> Requirement 1: Rewrite the passage on command-line browsers with JavaScript support from "Command line browser" to "page.open(system.args[1], function()", putting "JavaScript interface" in place of "JavaScript API".
> Requirement 2: List every web standard that the passage on command-line browsers with JavaScript support says PhantomJS supports natively.

> Excerpt provided:
>>>

Command line browser with js support
I'm not aware of an interactive browser with js support but you should have a look at PhantomJS which is defined as:
PhantomJS is a headless WebKit with JavaScript API. It has fast and native support for various web standards: DOM handling, CSS selector, JSON, Canvas, and SVG.
To get the page's content after it's been rendered:
$ phantomjs save_page.js http://example.com > ~/page.html
with save_page.js:
var system = require('system');
var page = require('webpage').create();
page.open(system.args[1], function()
{
console.log(page.content);
phantom.exit();
});
An interesting side-project is phantomjs-node which integrates PhantomJS with NodeJS, allowing the former to be used as a NodeJS module.
Edbrowse, an ed-style editor/browser optimized for blind users but appreciated by sysadmins for its scriptability, claims to support javascript based on Mozilla's engine. It's at http://the-brannons.com/edbrowse/.
According to the documentation for elinks
, it supports JavaScript. See section 2.6.1 for information on installing SpiderMonkey.
If you are running linux, you can remote control Firefox using Ruby (and presumably other language bindings) with watir-webdriver, then after you have it working you can trick it into running without any display (but still hit the page, uploading downloading or scraping data) using Xvfb,
In case a PNG of the webpage is enough and you don't need the HTML source, you should be able to use webkit-image
, a small command line utility that comes with Ubuntu. It's however not exactly a feature rich application, so it doesn't offer much customization, it might however be a good starting point for further hacking and thus maybe even allow getting the processed HTML output relatively easily.

<<<

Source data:
>>>

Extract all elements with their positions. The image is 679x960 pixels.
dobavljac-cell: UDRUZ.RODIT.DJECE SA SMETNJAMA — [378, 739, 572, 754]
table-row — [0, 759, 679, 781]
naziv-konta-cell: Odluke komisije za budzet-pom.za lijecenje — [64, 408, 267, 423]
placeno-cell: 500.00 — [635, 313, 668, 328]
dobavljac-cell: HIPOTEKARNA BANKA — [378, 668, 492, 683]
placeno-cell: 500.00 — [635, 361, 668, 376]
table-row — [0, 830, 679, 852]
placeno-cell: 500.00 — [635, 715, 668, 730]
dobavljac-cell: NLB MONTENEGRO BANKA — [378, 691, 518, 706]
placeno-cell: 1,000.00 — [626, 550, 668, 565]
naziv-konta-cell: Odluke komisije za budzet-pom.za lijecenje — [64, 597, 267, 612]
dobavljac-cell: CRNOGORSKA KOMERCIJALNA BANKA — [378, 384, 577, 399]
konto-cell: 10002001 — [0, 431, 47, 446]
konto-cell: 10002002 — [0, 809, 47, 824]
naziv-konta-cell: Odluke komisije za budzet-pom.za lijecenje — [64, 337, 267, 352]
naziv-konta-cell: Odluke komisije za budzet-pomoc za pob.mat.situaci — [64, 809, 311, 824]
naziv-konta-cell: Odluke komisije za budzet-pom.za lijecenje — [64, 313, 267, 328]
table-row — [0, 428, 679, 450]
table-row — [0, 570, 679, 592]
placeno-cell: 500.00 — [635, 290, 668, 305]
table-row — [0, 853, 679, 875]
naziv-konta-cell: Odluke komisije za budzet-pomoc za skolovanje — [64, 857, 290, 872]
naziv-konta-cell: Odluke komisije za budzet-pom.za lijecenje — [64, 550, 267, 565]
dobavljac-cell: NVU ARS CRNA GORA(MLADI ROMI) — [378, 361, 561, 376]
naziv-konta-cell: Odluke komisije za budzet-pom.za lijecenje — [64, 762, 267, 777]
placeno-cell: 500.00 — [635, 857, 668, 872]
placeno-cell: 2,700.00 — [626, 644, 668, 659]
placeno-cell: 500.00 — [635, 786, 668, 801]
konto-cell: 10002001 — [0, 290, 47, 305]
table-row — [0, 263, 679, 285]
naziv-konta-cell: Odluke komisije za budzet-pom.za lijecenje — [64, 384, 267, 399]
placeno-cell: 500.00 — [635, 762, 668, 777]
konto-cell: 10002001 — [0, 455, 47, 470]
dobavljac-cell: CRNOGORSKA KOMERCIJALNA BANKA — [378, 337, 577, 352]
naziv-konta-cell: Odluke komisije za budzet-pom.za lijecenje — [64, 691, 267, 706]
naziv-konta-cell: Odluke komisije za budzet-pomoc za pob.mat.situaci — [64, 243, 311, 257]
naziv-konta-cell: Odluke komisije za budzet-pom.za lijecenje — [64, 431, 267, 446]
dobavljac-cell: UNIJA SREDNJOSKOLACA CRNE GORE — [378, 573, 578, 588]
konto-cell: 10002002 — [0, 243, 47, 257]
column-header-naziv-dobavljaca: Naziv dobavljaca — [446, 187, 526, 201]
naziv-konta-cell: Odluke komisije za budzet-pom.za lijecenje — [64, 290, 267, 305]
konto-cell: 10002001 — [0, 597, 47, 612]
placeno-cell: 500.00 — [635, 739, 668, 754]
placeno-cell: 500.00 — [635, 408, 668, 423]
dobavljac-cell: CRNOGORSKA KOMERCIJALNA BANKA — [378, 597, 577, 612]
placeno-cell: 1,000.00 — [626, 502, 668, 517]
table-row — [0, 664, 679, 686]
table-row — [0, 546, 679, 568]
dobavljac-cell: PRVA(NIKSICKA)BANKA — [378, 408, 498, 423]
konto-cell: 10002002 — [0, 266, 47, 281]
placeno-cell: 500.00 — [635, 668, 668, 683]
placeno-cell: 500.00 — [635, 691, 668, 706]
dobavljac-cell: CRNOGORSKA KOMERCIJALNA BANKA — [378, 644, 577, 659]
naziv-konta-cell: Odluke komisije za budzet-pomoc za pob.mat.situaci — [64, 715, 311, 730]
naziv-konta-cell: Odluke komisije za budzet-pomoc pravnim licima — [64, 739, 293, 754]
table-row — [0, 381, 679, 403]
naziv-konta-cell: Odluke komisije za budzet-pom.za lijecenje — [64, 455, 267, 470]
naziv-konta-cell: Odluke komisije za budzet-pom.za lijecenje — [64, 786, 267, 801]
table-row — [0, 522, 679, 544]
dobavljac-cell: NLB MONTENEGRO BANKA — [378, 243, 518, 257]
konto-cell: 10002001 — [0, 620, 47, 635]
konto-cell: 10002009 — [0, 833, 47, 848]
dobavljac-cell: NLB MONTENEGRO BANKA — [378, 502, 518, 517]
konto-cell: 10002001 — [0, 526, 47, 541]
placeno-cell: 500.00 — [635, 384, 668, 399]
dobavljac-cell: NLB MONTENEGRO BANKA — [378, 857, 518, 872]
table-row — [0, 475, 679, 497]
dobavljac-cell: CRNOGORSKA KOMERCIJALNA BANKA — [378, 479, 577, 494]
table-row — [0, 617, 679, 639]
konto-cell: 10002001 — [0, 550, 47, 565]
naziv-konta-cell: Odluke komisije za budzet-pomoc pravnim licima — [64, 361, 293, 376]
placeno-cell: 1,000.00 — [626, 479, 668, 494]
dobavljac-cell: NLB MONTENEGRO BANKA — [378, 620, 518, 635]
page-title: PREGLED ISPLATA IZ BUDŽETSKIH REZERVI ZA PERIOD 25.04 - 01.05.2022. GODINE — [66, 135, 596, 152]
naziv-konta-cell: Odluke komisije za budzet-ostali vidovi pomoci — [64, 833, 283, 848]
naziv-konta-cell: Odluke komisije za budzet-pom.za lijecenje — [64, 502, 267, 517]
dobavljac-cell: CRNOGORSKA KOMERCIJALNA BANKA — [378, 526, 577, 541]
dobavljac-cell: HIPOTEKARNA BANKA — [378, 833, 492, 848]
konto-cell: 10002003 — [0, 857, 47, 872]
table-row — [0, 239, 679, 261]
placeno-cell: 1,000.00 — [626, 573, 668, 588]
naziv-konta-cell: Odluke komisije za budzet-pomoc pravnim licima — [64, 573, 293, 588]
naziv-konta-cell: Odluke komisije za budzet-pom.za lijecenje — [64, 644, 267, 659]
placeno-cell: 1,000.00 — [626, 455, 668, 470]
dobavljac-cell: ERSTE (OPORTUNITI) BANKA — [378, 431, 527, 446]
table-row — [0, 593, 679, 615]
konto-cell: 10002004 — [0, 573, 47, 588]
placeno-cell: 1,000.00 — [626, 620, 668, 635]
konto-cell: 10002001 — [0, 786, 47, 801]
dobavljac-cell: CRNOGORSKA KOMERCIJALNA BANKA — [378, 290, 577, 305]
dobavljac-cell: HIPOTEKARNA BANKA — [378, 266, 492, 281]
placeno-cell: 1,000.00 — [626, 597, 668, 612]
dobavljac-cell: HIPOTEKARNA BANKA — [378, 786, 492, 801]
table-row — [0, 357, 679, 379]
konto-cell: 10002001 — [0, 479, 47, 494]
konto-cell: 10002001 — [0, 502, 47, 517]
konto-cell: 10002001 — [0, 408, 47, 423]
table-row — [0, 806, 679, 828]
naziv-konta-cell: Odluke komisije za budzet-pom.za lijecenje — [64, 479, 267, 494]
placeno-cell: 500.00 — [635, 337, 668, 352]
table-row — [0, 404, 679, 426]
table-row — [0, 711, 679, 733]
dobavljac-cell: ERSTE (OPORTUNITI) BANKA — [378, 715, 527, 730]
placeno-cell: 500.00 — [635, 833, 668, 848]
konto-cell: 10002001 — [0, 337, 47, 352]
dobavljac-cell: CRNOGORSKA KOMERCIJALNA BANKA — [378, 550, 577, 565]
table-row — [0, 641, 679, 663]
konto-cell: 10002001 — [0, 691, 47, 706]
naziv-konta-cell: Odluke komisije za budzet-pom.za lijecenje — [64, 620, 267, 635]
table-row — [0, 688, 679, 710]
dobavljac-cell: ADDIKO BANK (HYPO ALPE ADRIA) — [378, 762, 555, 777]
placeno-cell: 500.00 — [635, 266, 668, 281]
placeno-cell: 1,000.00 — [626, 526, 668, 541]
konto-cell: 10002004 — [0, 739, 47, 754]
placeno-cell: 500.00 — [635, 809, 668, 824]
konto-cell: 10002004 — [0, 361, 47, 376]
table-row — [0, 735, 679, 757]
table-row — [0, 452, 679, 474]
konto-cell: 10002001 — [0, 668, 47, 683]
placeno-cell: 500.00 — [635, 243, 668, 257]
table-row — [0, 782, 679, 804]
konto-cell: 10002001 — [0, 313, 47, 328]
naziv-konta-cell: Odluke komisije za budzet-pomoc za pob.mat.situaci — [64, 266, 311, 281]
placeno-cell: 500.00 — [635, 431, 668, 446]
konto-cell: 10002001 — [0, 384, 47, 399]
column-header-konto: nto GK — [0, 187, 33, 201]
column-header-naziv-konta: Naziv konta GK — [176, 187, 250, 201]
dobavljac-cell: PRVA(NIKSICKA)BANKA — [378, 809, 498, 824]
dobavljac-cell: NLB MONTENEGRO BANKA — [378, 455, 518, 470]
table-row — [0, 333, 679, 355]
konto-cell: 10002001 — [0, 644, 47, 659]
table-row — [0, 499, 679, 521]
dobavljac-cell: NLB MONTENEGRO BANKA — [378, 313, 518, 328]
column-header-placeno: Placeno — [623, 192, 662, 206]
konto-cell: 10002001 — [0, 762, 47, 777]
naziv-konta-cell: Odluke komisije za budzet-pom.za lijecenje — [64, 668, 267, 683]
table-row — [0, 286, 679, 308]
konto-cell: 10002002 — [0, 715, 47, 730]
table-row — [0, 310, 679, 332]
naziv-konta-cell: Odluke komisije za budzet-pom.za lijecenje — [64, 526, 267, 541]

<<<

> Answer section 1:
Command line browser with js support
I'm not aware of an interactive browser with js support but you should have a look at PhantomJS which is defined as:
PhantomJS is a headless WebKit with JavaScript interface. It has fast and native support for various web standards: DOM handling, CSS selector, JSON, Canvas, and SVG.
To get the page's content after it's been rendered:
$ phantomjs save_page.js http://example.com > ~/page.html
with save_page.js:
var system = require('system');
var page = require('webpage').create();
page.open(system.args[1], function()

> Answer section 2:
- DOM handling
- CSS selector
- JSON
- Canvas
- SVG